_Stated goal_
Please retype the records below exactly, leaving out any pictures.
START Records for processing
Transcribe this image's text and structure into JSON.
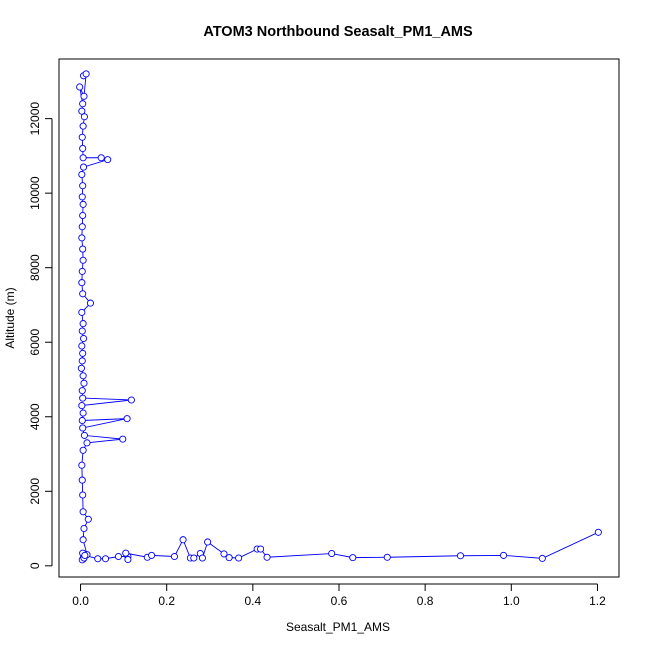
{
  "chart_data": {
    "type": "line",
    "title": "ATOM3 Northbound Seasalt_PM1_AMS",
    "xlabel": "Seasalt_PM1_AMS",
    "ylabel": "Altitude (m)",
    "xlim": [
      -0.05,
      1.25
    ],
    "ylim": [
      -300,
      13600
    ],
    "x_ticks": [
      0.0,
      0.2,
      0.4,
      0.6,
      0.8,
      1.0,
      1.2
    ],
    "x_tick_labels": [
      "0.0",
      "0.2",
      "0.4",
      "0.6",
      "0.8",
      "1.0",
      "1.2"
    ],
    "y_ticks": [
      0,
      2000,
      4000,
      6000,
      8000,
      10000,
      12000
    ],
    "y_tick_labels": [
      "0",
      "2000",
      "4000",
      "6000",
      "8000",
      "10000",
      "12000"
    ],
    "grid": false,
    "series_color": "#0000ff",
    "series": [
      {
        "values": [
          [
            0.007,
            13150
          ],
          [
            0.013,
            13200
          ],
          [
            0.008,
            12600
          ],
          [
            -0.002,
            12850
          ],
          [
            0.005,
            12400
          ],
          [
            0.003,
            12200
          ],
          [
            0.009,
            12050
          ],
          [
            0.006,
            11800
          ],
          [
            0.004,
            11500
          ],
          [
            0.005,
            11200
          ],
          [
            0.006,
            10950
          ],
          [
            0.048,
            10950
          ],
          [
            0.063,
            10900
          ],
          [
            0.007,
            10700
          ],
          [
            0.003,
            10500
          ],
          [
            0.005,
            10200
          ],
          [
            0.004,
            9900
          ],
          [
            0.006,
            9700
          ],
          [
            0.005,
            9400
          ],
          [
            0.004,
            9100
          ],
          [
            0.003,
            8800
          ],
          [
            0.005,
            8500
          ],
          [
            0.006,
            8200
          ],
          [
            0.004,
            7900
          ],
          [
            0.003,
            7600
          ],
          [
            0.005,
            7300
          ],
          [
            0.023,
            7050
          ],
          [
            0.003,
            6800
          ],
          [
            0.006,
            6500
          ],
          [
            0.004,
            6300
          ],
          [
            0.007,
            6100
          ],
          [
            0.003,
            5900
          ],
          [
            0.005,
            5700
          ],
          [
            0.004,
            5500
          ],
          [
            0.002,
            5300
          ],
          [
            0.006,
            5100
          ],
          [
            0.008,
            4900
          ],
          [
            0.004,
            4700
          ],
          [
            0.005,
            4500
          ],
          [
            0.118,
            4450
          ],
          [
            0.003,
            4300
          ],
          [
            0.006,
            4100
          ],
          [
            0.004,
            3900
          ],
          [
            0.108,
            3950
          ],
          [
            0.005,
            3700
          ],
          [
            0.009,
            3500
          ],
          [
            0.098,
            3400
          ],
          [
            0.015,
            3300
          ],
          [
            0.006,
            3100
          ],
          [
            0.003,
            2700
          ],
          [
            0.004,
            2300
          ],
          [
            0.005,
            1900
          ],
          [
            0.006,
            1450
          ],
          [
            0.018,
            1250
          ],
          [
            0.008,
            1000
          ],
          [
            0.006,
            700
          ],
          [
            0.015,
            300
          ],
          [
            0.007,
            230
          ],
          [
            0.007,
            190
          ],
          [
            0.004,
            160
          ],
          [
            0.008,
            210
          ],
          [
            0.005,
            340
          ],
          [
            0.01,
            280
          ],
          [
            0.04,
            190
          ],
          [
            0.058,
            190
          ],
          [
            0.088,
            250
          ],
          [
            0.11,
            250
          ],
          [
            0.11,
            170
          ],
          [
            0.105,
            340
          ],
          [
            0.155,
            230
          ],
          [
            0.165,
            280
          ],
          [
            0.218,
            250
          ],
          [
            0.238,
            700
          ],
          [
            0.255,
            210
          ],
          [
            0.263,
            210
          ],
          [
            0.278,
            330
          ],
          [
            0.283,
            210
          ],
          [
            0.295,
            640
          ],
          [
            0.333,
            320
          ],
          [
            0.345,
            220
          ],
          [
            0.367,
            210
          ],
          [
            0.41,
            450
          ],
          [
            0.418,
            450
          ],
          [
            0.433,
            230
          ],
          [
            0.583,
            330
          ],
          [
            0.632,
            220
          ],
          [
            0.712,
            230
          ],
          [
            0.882,
            270
          ],
          [
            0.982,
            280
          ],
          [
            1.072,
            200
          ],
          [
            1.202,
            900
          ]
        ]
      }
    ]
  }
}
END Records for processing
_Answer to the exercise_
Transcribe this image's text and structure into JSON.
{
  "chart_data": {
    "type": "line",
    "title": "ATOM3 Northbound Seasalt_PM1_AMS",
    "xlabel": "Seasalt_PM1_AMS",
    "ylabel": "Altitude (m)",
    "xlim": [
      -0.05,
      1.25
    ],
    "ylim": [
      -300,
      13600
    ],
    "x_ticks": [
      0.0,
      0.2,
      0.4,
      0.6,
      0.8,
      1.0,
      1.2
    ],
    "x_tick_labels": [
      "0.0",
      "0.2",
      "0.4",
      "0.6",
      "0.8",
      "1.0",
      "1.2"
    ],
    "y_ticks": [
      0,
      2000,
      4000,
      6000,
      8000,
      10000,
      12000
    ],
    "y_tick_labels": [
      "0",
      "2000",
      "4000",
      "6000",
      "8000",
      "10000",
      "12000"
    ],
    "grid": false,
    "series_color": "#0000ff",
    "series": [
      {
        "values": [
          [
            0.007,
            13150
          ],
          [
            0.013,
            13200
          ],
          [
            0.008,
            12600
          ],
          [
            -0.002,
            12850
          ],
          [
            0.005,
            12400
          ],
          [
            0.003,
            12200
          ],
          [
            0.009,
            12050
          ],
          [
            0.006,
            11800
          ],
          [
            0.004,
            11500
          ],
          [
            0.005,
            11200
          ],
          [
            0.006,
            10950
          ],
          [
            0.048,
            10950
          ],
          [
            0.063,
            10900
          ],
          [
            0.007,
            10700
          ],
          [
            0.003,
            10500
          ],
          [
            0.005,
            10200
          ],
          [
            0.004,
            9900
          ],
          [
            0.006,
            9700
          ],
          [
            0.005,
            9400
          ],
          [
            0.004,
            9100
          ],
          [
            0.003,
            8800
          ],
          [
            0.005,
            8500
          ],
          [
            0.006,
            8200
          ],
          [
            0.004,
            7900
          ],
          [
            0.003,
            7600
          ],
          [
            0.005,
            7300
          ],
          [
            0.023,
            7050
          ],
          [
            0.003,
            6800
          ],
          [
            0.006,
            6500
          ],
          [
            0.004,
            6300
          ],
          [
            0.007,
            6100
          ],
          [
            0.003,
            5900
          ],
          [
            0.005,
            5700
          ],
          [
            0.004,
            5500
          ],
          [
            0.002,
            5300
          ],
          [
            0.006,
            5100
          ],
          [
            0.008,
            4900
          ],
          [
            0.004,
            4700
          ],
          [
            0.005,
            4500
          ],
          [
            0.118,
            4450
          ],
          [
            0.003,
            4300
          ],
          [
            0.006,
            4100
          ],
          [
            0.004,
            3900
          ],
          [
            0.108,
            3950
          ],
          [
            0.005,
            3700
          ],
          [
            0.009,
            3500
          ],
          [
            0.098,
            3400
          ],
          [
            0.015,
            3300
          ],
          [
            0.006,
            3100
          ],
          [
            0.003,
            2700
          ],
          [
            0.004,
            2300
          ],
          [
            0.005,
            1900
          ],
          [
            0.006,
            1450
          ],
          [
            0.018,
            1250
          ],
          [
            0.008,
            1000
          ],
          [
            0.006,
            700
          ],
          [
            0.015,
            300
          ],
          [
            0.007,
            230
          ],
          [
            0.007,
            190
          ],
          [
            0.004,
            160
          ],
          [
            0.008,
            210
          ],
          [
            0.005,
            340
          ],
          [
            0.01,
            280
          ],
          [
            0.04,
            190
          ],
          [
            0.058,
            190
          ],
          [
            0.088,
            250
          ],
          [
            0.11,
            250
          ],
          [
            0.11,
            170
          ],
          [
            0.105,
            340
          ],
          [
            0.155,
            230
          ],
          [
            0.165,
            280
          ],
          [
            0.218,
            250
          ],
          [
            0.238,
            700
          ],
          [
            0.255,
            210
          ],
          [
            0.263,
            210
          ],
          [
            0.278,
            330
          ],
          [
            0.283,
            210
          ],
          [
            0.295,
            640
          ],
          [
            0.333,
            320
          ],
          [
            0.345,
            220
          ],
          [
            0.367,
            210
          ],
          [
            0.41,
            450
          ],
          [
            0.418,
            450
          ],
          [
            0.433,
            230
          ],
          [
            0.583,
            330
          ],
          [
            0.632,
            220
          ],
          [
            0.712,
            230
          ],
          [
            0.882,
            270
          ],
          [
            0.982,
            280
          ],
          [
            1.072,
            200
          ],
          [
            1.202,
            900
          ]
        ]
      }
    ]
  }
}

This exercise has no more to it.